Your instructions:
What follows is a listing to be transcribed exactly.

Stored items
□ □ □ □ □ □ □

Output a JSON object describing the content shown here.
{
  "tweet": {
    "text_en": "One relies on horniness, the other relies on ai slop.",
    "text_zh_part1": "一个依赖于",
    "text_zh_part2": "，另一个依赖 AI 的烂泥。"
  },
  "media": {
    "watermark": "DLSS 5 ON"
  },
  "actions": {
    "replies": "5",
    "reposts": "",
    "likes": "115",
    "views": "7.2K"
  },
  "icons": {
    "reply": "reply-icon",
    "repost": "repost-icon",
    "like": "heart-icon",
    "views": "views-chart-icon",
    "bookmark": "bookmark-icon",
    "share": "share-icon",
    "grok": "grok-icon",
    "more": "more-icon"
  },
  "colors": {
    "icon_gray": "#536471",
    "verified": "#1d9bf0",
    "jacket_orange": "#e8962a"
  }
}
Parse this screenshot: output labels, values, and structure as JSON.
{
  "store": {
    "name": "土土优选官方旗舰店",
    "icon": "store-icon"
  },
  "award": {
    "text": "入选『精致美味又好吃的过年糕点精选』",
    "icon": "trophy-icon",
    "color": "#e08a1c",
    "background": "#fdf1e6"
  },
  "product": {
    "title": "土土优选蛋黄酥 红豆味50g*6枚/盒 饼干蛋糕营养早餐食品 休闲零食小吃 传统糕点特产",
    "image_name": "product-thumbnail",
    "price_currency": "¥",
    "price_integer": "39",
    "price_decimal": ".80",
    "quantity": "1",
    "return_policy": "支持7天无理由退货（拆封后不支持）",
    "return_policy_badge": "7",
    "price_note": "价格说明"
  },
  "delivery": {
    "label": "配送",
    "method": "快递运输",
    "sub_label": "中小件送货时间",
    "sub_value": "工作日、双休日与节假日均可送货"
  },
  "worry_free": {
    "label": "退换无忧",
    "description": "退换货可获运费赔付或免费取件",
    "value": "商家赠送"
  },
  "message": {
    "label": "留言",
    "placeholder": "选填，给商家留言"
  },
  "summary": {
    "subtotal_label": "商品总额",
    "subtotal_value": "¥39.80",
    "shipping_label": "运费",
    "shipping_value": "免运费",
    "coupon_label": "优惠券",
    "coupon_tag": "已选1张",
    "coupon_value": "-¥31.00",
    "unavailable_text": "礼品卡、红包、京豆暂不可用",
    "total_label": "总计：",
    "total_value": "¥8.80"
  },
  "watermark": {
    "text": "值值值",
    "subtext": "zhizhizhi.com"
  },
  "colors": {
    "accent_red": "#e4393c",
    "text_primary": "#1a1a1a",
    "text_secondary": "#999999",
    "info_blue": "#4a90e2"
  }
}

□ □ □ □ □ □ □

Result for this task:
Output a JSON object describing the content shown here.
{
  "tweet": {
    "text_en": "One relies on horniness, the other relies on ai slop.",
    "text_zh_part1": "一个依赖于",
    "text_zh_part2": "，另一个依赖 AI 的烂泥。"
  },
  "media": {
    "watermark": "DLSS 5 ON"
  },
  "actions": {
    "replies": "5",
    "reposts": "",
    "likes": "115",
    "views": "7.2K"
  },
  "icons": {
    "reply": "reply-icon",
    "repost": "repost-icon",
    "like": "heart-icon",
    "views": "views-chart-icon",
    "bookmark": "bookmark-icon",
    "share": "share-icon",
    "grok": "grok-icon",
    "more": "more-icon"
  },
  "colors": {
    "icon_gray": "#536471",
    "verified": "#1d9bf0",
    "jacket_orange": "#e8962a"
  }
}
Parse this screenshot: output labels, values, and structure as JSON.
{
  "store": {
    "name": "土土优选官方旗舰店",
    "icon": "store-icon"
  },
  "award": {
    "text": "入选『精致美味又好吃的过年糕点精选』",
    "icon": "trophy-icon",
    "color": "#e08a1c",
    "background": "#fdf1e6"
  },
  "product": {
    "title": "土土优选蛋黄酥 红豆味50g*6枚/盒 饼干蛋糕营养早餐食品 休闲零食小吃 传统糕点特产",
    "image_name": "product-thumbnail",
    "price_currency": "¥",
    "price_integer": "39",
    "price_decimal": ".80",
    "quantity": "1",
    "return_policy": "支持7天无理由退货（拆封后不支持）",
    "return_policy_badge": "7",
    "price_note": "价格说明"
  },
  "delivery": {
    "label": "配送",
    "method": "快递运输",
    "sub_label": "中小件送货时间",
    "sub_value": "工作日、双休日与节假日均可送货"
  },
  "worry_free": {
    "label": "退换无忧",
    "description": "退换货可获运费赔付或免费取件",
    "value": "商家赠送"
  },
  "message": {
    "label": "留言",
    "placeholder": "选填，给商家留言"
  },
  "summary": {
    "subtotal_label": "商品总额",
    "subtotal_value": "¥39.80",
    "shipping_label": "运费",
    "shipping_value": "免运费",
    "coupon_label": "优惠券",
    "coupon_tag": "已选1张",
    "coupon_value": "-¥31.00",
    "unavailable_text": "礼品卡、红包、京豆暂不可用",
    "total_label": "总计：",
    "total_value": "¥8.80"
  },
  "watermark": {
    "text": "值值值",
    "subtext": "zhizhizhi.com"
  },
  "colors": {
    "accent_red": "#e4393c",
    "text_primary": "#1a1a1a",
    "text_secondary": "#999999",
    "info_blue": "#4a90e2"
  }
}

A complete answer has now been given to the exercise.